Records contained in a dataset
--------------------------------
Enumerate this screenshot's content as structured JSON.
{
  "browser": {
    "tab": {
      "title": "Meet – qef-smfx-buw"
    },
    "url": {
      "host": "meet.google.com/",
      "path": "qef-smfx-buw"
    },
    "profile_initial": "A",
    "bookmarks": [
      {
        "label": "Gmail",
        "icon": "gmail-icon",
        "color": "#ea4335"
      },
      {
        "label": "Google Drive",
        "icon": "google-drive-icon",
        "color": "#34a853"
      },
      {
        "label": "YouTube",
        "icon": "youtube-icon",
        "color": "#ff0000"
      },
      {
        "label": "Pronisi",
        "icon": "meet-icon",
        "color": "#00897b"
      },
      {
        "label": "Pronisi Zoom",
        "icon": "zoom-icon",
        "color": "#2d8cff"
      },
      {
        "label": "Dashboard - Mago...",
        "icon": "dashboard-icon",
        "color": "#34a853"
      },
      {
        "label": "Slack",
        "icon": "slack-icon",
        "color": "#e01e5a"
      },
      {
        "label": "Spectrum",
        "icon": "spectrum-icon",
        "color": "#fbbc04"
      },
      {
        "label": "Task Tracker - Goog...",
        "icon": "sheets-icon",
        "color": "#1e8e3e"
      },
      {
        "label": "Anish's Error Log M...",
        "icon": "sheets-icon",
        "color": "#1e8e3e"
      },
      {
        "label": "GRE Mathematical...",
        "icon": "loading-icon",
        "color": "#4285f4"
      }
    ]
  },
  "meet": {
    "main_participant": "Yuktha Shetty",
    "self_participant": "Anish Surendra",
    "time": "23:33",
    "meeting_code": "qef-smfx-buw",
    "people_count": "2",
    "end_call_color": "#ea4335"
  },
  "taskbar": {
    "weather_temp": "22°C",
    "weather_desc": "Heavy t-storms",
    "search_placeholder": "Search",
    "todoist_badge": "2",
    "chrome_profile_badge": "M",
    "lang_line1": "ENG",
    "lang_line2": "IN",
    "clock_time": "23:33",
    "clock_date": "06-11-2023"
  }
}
--------------------------------
EXERCISE DESCRIPTION – Go through the records and print each one exactly.

EXERCISE ANSWER –
Enumerate this screenshot's content as structured JSON.
{
  "browser": {
    "tab": {
      "title": "Meet – qef-smfx-buw"
    },
    "url": {
      "host": "meet.google.com/",
      "path": "qef-smfx-buw"
    },
    "profile_initial": "A",
    "bookmarks": [
      {
        "label": "Gmail",
        "icon": "gmail-icon",
        "color": "#ea4335"
      },
      {
        "label": "Google Drive",
        "icon": "google-drive-icon",
        "color": "#34a853"
      },
      {
        "label": "YouTube",
        "icon": "youtube-icon",
        "color": "#ff0000"
      },
      {
        "label": "Pronisi",
        "icon": "meet-icon",
        "color": "#00897b"
      },
      {
        "label": "Pronisi Zoom",
        "icon": "zoom-icon",
        "color": "#2d8cff"
      },
      {
        "label": "Dashboard - Mago...",
        "icon": "dashboard-icon",
        "color": "#34a853"
      },
      {
        "label": "Slack",
        "icon": "slack-icon",
        "color": "#e01e5a"
      },
      {
        "label": "Spectrum",
        "icon": "spectrum-icon",
        "color": "#fbbc04"
      },
      {
        "label": "Task Tracker - Goog...",
        "icon": "sheets-icon",
        "color": "#1e8e3e"
      },
      {
        "label": "Anish's Error Log M...",
        "icon": "sheets-icon",
        "color": "#1e8e3e"
      },
      {
        "label": "GRE Mathematical...",
        "icon": "loading-icon",
        "color": "#4285f4"
      }
    ]
  },
  "meet": {
    "main_participant": "Yuktha Shetty",
    "self_participant": "Anish Surendra",
    "time": "23:33",
    "meeting_code": "qef-smfx-buw",
    "people_count": "2",
    "end_call_color": "#ea4335"
  },
  "taskbar": {
    "weather_temp": "22°C",
    "weather_desc": "Heavy t-storms",
    "search_placeholder": "Search",
    "todoist_badge": "2",
    "chrome_profile_badge": "M",
    "lang_line1": "ENG",
    "lang_line2": "IN",
    "clock_time": "23:33",
    "clock_date": "06-11-2023"
  }
}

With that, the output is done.